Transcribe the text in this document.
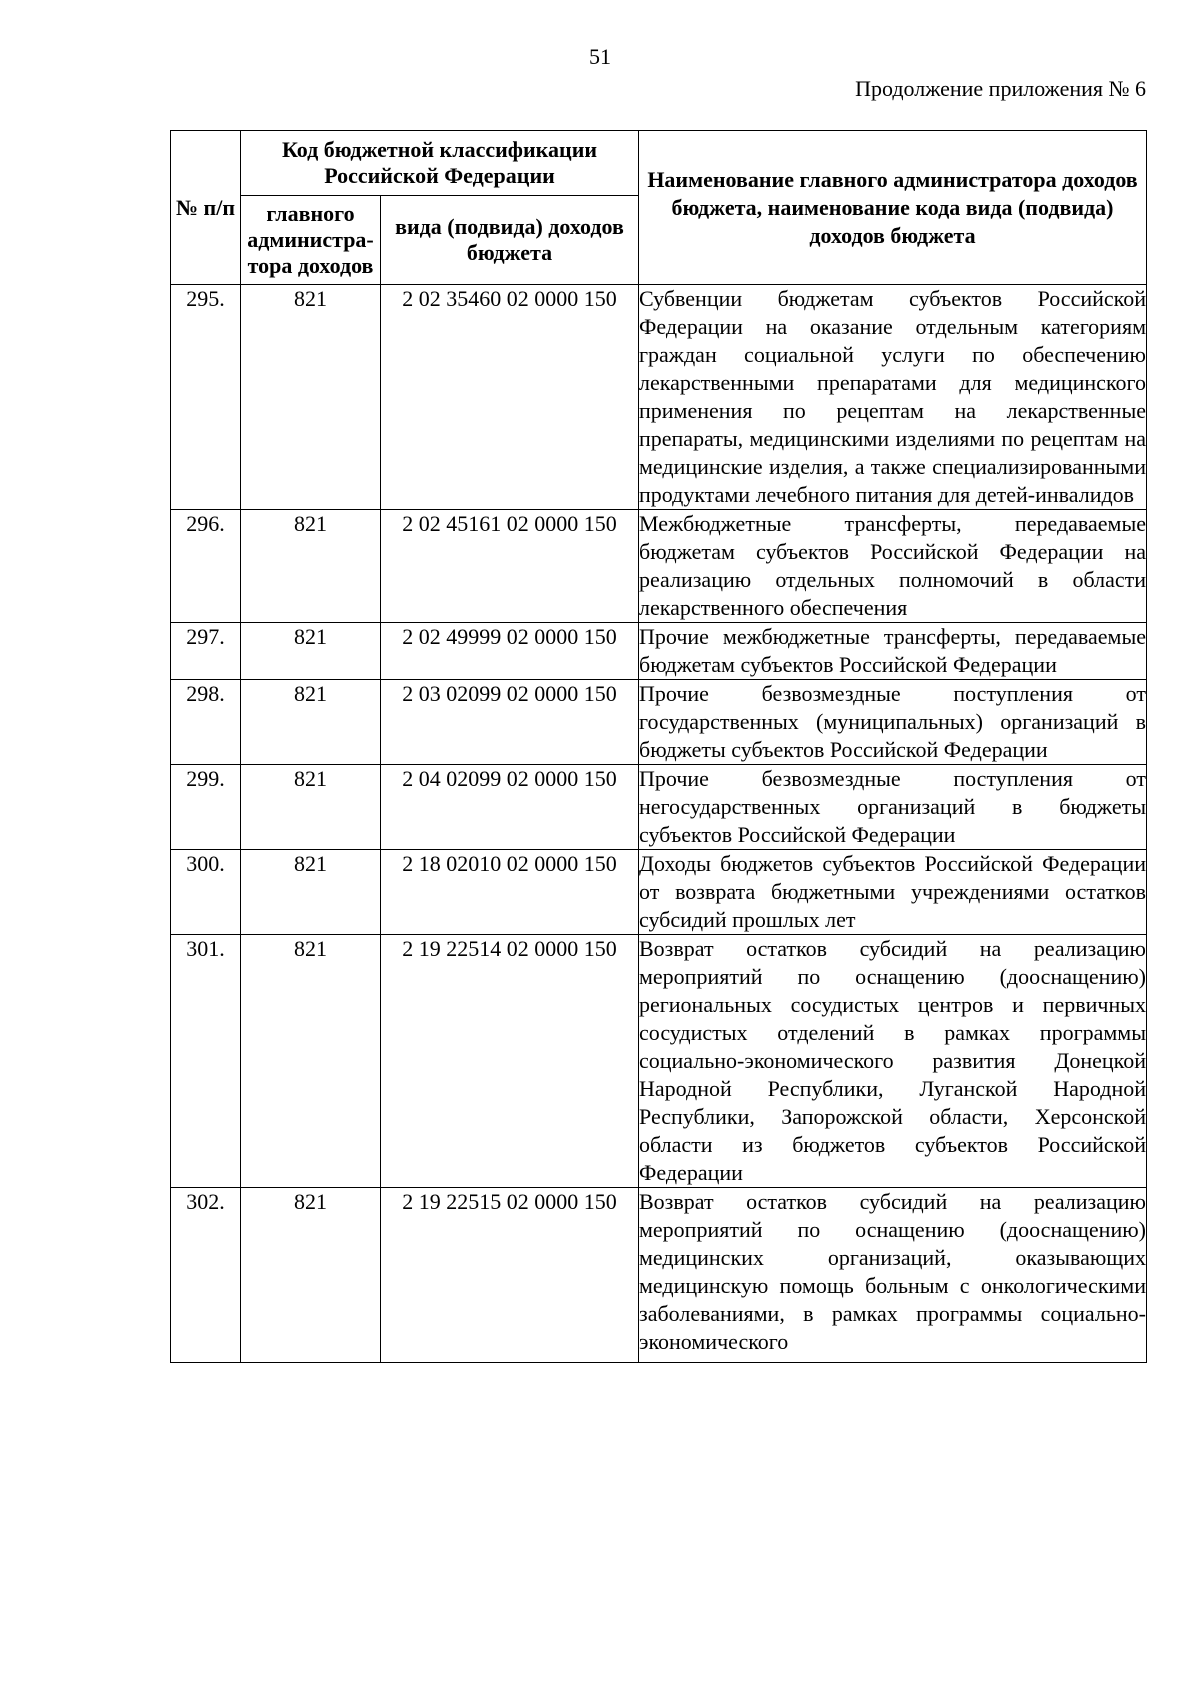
51
Продолжение приложения № 6
№ п/п	Код бюджетной классификации Российской Федерации		Наименование главного администратора доходов бюджета, наименование кода вида (подвида) доходов бюджета
	главного администра-тора доходов	вида (подвида) доходов бюджета	
295.	821	2 02 35460 02 0000 150	Субвенции бюджетам субъектов Российской Федерации на оказание отдельным категориям граждан социальной услуги по обеспечению лекарственными препаратами для медицинского применения по рецептам на лекарственные препараты, медицинскими изделиями по рецептам на медицинские изделия, а также специализированными продуктами лечебного питания для детей-инвалидов

296.	821	2 02 45161 02 0000 150	Межбюджетные трансферты, передаваемые бюджетам субъектов Российской Федерации на реализацию отдельных полномочий в области лекарственного обеспечения

297.	821	2 02 49999 02 0000 150	Прочие межбюджетные трансферты, передаваемые бюджетам субъектов Российской Федерации

298.	821	2 03 02099 02 0000 150	Прочие безвозмездные поступления от государственных (муниципальных) организаций в бюджеты субъектов Российской Федерации

299.	821	2 04 02099 02 0000 150	Прочие безвозмездные поступления от негосударственных организаций в бюджеты субъектов Российской Федерации

300.	821	2 18 02010 02 0000 150	Доходы бюджетов субъектов Российской Федерации от возврата бюджетными учреждениями остатков субсидий прошлых лет

301.	821	2 19 22514 02 0000 150	Возврат остатков субсидий на реализацию мероприятий по оснащению (дооснащению) региональных сосудистых центров и первичных сосудистых отделений в рамках программы социально-экономического развития Донецкой Народной Республики, Луганской Народной Республики, Запорожской области, Херсонской области из бюджетов субъектов Российской Федерации

302.	821	2 19 22515 02 0000 150	Возврат остатков субсидий на реализацию мероприятий по оснащению (дооснащению) медицинских организаций, оказывающих медицинскую помощь больным с онкологическими заболеваниями, в рамках программы социально-экономического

────────────────────

EXERCISE DIRECTIONS → Every line is to be duplicated exactly, though pictures stay out.

RESULT OF THIS TASK →
Transcribe the text in this document.
51
Продолжение приложения № 6
№ п/п	Код бюджетной классификации Российской Федерации		Наименование главного администратора доходов бюджета, наименование кода вида (подвида) доходов бюджета
	главного администра-тора доходов	вида (подвида) доходов бюджета	
295.	821	2 02 35460 02 0000 150	Субвенции бюджетам субъектов Российской Федерации на оказание отдельным категориям граждан социальной услуги по обеспечению лекарственными препаратами для медицинского применения по рецептам на лекарственные препараты, медицинскими изделиями по рецептам на медицинские изделия, а также специализированными продуктами лечебного питания для детей-инвалидов

296.	821	2 02 45161 02 0000 150	Межбюджетные трансферты, передаваемые бюджетам субъектов Российской Федерации на реализацию отдельных полномочий в области лекарственного обеспечения

297.	821	2 02 49999 02 0000 150	Прочие межбюджетные трансферты, передаваемые бюджетам субъектов Российской Федерации

298.	821	2 03 02099 02 0000 150	Прочие безвозмездные поступления от государственных (муниципальных) организаций в бюджеты субъектов Российской Федерации

299.	821	2 04 02099 02 0000 150	Прочие безвозмездные поступления от негосударственных организаций в бюджеты субъектов Российской Федерации

300.	821	2 18 02010 02 0000 150	Доходы бюджетов субъектов Российской Федерации от возврата бюджетными учреждениями остатков субсидий прошлых лет

301.	821	2 19 22514 02 0000 150	Возврат остатков субсидий на реализацию мероприятий по оснащению (дооснащению) региональных сосудистых центров и первичных сосудистых отделений в рамках программы социально-экономического развития Донецкой Народной Республики, Луганской Народной Республики, Запорожской области, Херсонской области из бюджетов субъектов Российской Федерации

302.	821	2 19 22515 02 0000 150	Возврат остатков субсидий на реализацию мероприятий по оснащению (дооснащению) медицинских организаций, оказывающих медицинскую помощь больным с онкологическими заболеваниями, в рамках программы социально-экономического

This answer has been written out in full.